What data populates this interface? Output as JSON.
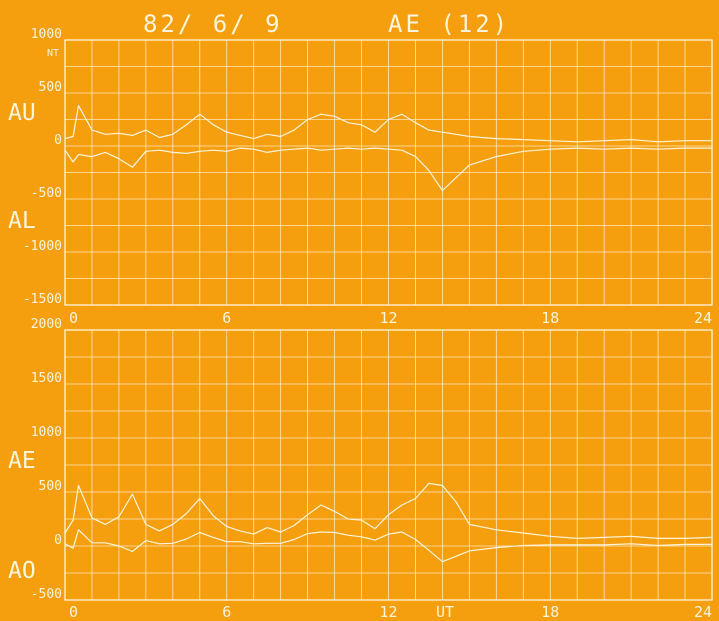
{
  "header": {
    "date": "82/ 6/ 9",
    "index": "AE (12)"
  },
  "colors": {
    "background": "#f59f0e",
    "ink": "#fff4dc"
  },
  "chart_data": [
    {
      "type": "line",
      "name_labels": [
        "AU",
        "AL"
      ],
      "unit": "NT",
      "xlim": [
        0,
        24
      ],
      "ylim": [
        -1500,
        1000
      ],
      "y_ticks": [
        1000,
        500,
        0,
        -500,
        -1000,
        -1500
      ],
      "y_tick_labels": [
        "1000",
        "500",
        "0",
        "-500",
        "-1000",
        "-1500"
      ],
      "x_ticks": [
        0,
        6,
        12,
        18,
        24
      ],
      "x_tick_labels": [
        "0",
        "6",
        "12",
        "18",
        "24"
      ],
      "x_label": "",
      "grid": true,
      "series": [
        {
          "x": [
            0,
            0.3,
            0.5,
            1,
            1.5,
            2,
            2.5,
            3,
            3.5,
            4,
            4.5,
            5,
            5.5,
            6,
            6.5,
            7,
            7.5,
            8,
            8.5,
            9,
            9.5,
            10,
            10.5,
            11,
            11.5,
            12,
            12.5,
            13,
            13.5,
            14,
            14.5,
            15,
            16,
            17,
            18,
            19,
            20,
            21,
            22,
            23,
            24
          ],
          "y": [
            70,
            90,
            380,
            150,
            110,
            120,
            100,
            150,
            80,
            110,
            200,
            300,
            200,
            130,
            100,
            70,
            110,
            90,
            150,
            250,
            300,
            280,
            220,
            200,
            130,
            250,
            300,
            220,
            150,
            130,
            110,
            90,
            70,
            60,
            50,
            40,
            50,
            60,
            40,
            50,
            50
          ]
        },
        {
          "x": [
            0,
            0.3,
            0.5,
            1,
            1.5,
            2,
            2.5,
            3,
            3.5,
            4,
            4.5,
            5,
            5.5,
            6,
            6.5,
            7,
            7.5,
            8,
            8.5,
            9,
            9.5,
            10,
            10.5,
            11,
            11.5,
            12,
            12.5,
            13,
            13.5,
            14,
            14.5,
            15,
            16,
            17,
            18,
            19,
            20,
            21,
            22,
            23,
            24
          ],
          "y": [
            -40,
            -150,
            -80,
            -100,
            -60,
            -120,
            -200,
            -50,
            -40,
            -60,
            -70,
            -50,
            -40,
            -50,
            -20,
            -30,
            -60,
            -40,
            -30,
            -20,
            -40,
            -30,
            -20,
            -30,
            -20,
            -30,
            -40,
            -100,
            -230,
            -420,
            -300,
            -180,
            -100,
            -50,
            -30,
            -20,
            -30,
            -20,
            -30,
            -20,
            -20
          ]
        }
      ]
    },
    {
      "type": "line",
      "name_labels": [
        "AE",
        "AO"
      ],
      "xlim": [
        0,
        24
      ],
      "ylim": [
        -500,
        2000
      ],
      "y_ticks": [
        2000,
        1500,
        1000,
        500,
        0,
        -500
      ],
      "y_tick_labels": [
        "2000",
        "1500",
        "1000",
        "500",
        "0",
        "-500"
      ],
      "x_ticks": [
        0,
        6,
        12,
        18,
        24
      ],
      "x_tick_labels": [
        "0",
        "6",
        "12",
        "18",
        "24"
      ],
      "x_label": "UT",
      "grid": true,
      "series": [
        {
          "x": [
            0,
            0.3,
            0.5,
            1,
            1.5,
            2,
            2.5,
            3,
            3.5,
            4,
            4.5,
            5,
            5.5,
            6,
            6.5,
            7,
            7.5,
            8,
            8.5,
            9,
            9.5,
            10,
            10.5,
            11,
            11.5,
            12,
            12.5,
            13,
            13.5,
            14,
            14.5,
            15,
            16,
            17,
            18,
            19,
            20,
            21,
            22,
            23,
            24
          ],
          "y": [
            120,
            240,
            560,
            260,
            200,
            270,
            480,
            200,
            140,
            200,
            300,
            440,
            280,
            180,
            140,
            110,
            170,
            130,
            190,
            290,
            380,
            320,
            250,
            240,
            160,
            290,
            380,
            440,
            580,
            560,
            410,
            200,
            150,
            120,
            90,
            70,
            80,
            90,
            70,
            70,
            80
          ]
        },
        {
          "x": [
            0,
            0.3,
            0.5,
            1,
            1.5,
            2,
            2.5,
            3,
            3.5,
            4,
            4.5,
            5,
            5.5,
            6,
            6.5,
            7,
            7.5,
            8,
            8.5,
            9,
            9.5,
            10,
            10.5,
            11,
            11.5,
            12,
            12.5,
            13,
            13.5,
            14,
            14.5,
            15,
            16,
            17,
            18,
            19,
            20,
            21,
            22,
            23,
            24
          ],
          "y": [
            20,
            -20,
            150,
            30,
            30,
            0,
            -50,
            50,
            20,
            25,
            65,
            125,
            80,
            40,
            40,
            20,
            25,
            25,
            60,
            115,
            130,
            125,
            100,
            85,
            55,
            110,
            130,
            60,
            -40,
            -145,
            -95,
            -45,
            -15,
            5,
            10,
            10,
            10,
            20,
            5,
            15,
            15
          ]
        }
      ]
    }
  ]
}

* * *

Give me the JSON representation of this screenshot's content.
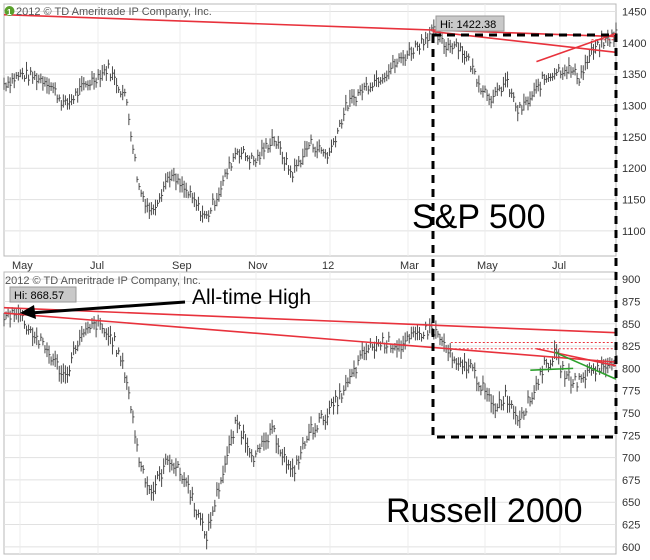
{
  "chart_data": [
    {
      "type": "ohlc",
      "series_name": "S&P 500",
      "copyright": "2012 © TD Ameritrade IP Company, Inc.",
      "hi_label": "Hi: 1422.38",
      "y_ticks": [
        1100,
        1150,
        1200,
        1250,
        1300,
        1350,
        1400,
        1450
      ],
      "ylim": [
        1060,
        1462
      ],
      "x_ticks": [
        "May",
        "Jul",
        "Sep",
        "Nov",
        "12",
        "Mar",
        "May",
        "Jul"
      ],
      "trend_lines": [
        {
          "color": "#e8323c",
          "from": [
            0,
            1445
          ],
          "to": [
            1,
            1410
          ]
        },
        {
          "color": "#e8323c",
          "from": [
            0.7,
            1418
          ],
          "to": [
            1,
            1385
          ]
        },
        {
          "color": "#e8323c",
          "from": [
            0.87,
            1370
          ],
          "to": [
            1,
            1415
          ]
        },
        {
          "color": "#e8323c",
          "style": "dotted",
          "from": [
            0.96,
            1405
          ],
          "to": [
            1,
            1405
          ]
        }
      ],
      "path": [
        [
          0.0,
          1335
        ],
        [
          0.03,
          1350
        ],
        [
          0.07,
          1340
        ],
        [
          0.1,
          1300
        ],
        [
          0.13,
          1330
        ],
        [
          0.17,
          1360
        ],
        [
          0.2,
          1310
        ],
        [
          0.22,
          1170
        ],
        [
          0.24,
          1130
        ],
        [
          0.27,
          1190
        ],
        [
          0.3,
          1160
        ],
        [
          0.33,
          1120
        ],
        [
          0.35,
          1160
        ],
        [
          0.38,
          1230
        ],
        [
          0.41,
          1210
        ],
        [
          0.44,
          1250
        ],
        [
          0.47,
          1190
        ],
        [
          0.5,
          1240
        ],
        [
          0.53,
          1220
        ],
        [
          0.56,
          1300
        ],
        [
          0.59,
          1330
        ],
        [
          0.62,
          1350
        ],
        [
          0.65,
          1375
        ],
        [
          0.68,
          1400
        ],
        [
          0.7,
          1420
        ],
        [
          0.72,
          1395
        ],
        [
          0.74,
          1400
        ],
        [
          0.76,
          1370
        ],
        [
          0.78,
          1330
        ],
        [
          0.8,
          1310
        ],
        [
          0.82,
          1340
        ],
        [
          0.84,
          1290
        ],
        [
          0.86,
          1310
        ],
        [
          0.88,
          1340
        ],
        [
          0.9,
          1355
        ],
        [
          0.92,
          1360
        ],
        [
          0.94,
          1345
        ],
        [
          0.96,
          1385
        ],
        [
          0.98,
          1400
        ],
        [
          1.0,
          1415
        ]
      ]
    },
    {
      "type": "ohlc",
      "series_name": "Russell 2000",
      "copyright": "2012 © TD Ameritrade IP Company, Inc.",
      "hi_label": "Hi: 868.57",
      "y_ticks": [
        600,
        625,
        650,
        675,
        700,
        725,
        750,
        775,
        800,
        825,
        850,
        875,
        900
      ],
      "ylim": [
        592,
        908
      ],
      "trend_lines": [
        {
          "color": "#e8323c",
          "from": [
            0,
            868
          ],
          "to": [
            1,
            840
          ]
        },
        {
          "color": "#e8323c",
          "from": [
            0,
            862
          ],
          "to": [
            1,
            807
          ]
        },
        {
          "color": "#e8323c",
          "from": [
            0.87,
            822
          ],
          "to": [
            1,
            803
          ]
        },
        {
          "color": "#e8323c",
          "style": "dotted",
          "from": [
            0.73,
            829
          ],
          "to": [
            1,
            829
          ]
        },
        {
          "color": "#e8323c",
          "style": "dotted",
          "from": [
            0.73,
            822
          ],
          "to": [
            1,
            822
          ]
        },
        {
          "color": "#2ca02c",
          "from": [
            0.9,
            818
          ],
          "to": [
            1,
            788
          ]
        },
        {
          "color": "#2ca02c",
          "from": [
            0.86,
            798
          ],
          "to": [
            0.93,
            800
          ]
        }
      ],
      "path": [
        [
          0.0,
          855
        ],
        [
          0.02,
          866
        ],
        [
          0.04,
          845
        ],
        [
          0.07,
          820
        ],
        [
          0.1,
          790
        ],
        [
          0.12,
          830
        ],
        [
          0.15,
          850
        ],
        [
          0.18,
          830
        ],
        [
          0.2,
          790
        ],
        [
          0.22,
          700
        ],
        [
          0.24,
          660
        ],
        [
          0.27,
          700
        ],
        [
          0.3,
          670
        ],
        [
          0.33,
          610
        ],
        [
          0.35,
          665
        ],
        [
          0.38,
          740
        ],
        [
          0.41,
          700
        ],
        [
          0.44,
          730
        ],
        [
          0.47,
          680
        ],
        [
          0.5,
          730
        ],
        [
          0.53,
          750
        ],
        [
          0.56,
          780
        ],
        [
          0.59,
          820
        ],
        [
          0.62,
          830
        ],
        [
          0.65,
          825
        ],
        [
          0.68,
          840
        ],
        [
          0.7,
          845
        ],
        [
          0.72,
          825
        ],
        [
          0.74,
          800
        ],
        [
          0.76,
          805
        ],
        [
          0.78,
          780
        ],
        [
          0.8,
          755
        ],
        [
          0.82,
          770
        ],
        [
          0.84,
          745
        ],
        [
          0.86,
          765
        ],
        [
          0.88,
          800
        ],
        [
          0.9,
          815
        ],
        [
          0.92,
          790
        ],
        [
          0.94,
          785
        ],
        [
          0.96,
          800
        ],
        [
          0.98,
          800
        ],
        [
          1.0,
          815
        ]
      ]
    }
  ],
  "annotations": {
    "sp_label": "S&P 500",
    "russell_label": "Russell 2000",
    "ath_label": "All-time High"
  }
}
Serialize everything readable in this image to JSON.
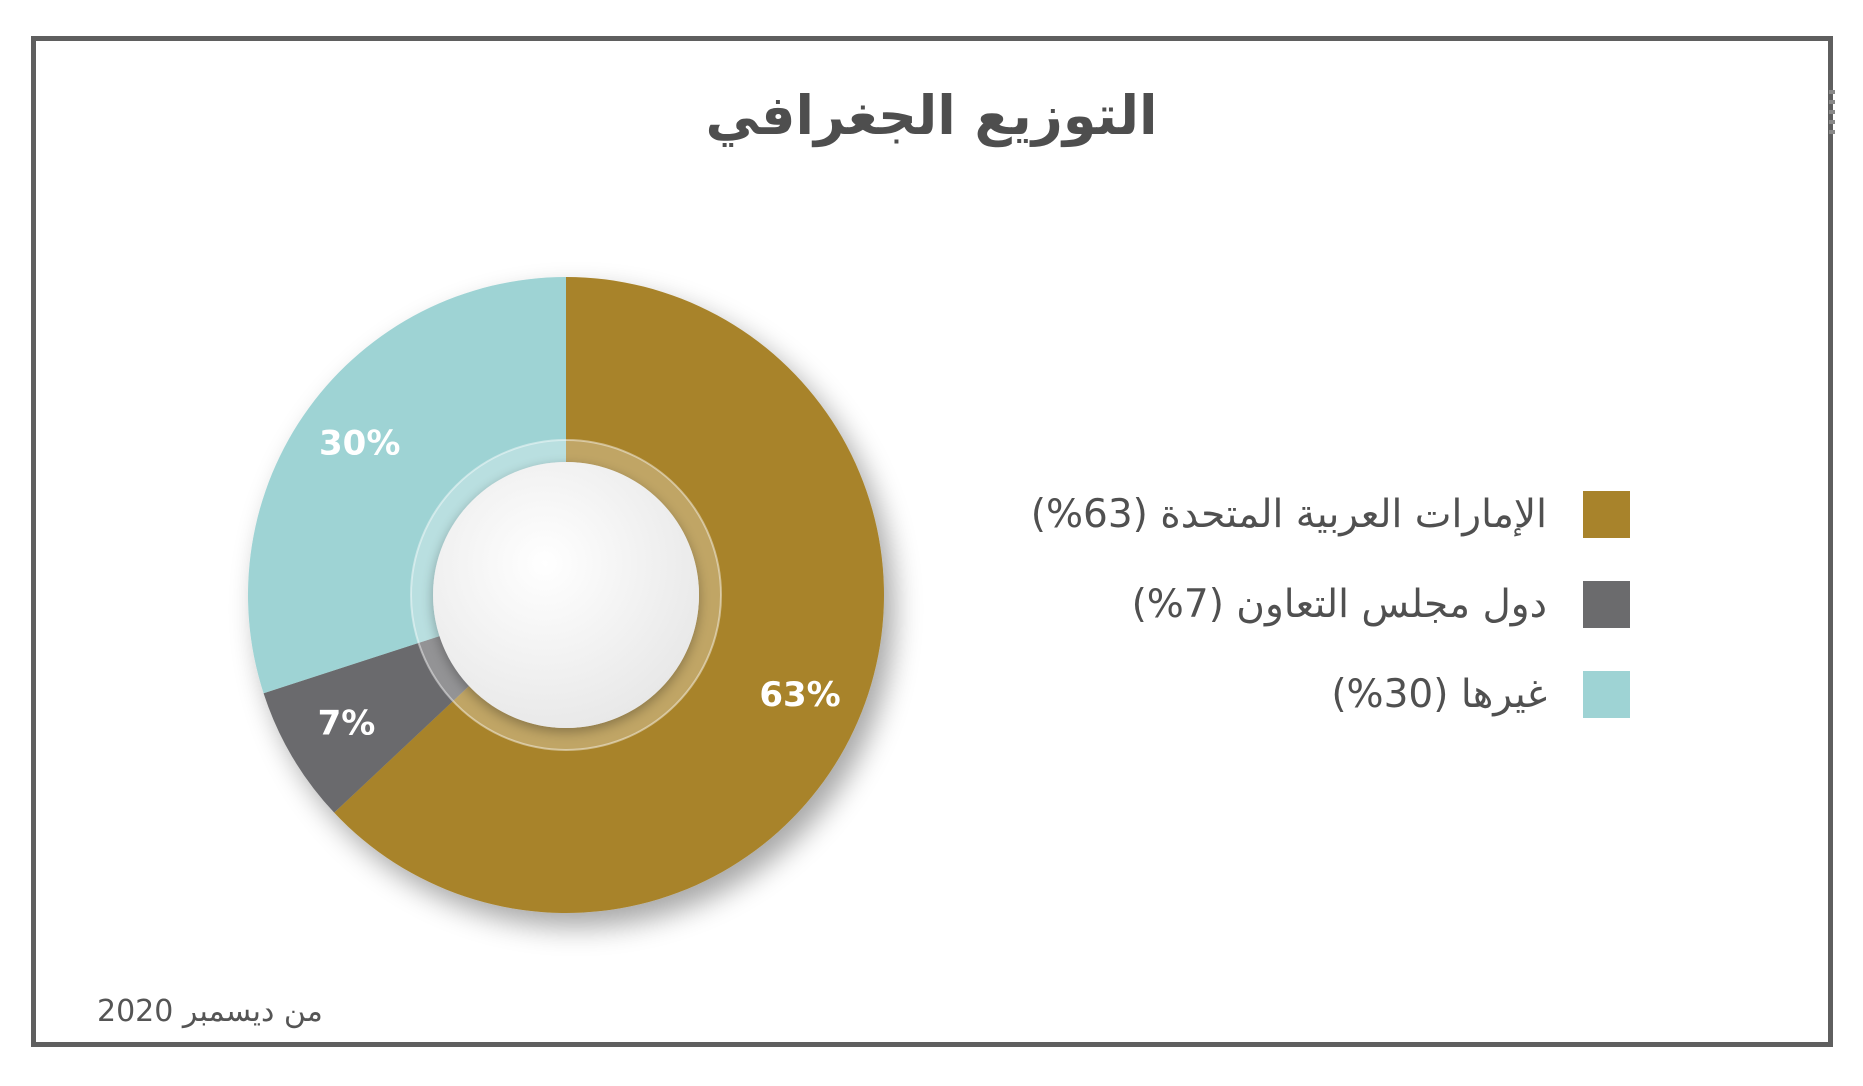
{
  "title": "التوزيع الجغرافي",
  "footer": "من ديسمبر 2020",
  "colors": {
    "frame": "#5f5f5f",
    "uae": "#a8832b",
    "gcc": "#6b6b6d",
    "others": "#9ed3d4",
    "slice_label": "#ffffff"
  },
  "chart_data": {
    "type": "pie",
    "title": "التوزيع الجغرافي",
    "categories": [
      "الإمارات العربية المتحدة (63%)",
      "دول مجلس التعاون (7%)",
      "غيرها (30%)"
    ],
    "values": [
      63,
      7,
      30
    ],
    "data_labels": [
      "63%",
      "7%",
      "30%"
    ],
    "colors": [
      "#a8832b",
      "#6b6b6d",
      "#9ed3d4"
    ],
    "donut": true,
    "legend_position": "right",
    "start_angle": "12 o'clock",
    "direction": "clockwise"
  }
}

» **WRITTEN INSTRUCTION**
Which lines include "التوزيع"? Copy each of them out.

» **WRITTEN SOLUTION**
  "title": "التوزيع الجغرافي",
    "title": "التوزيع الجغرافي",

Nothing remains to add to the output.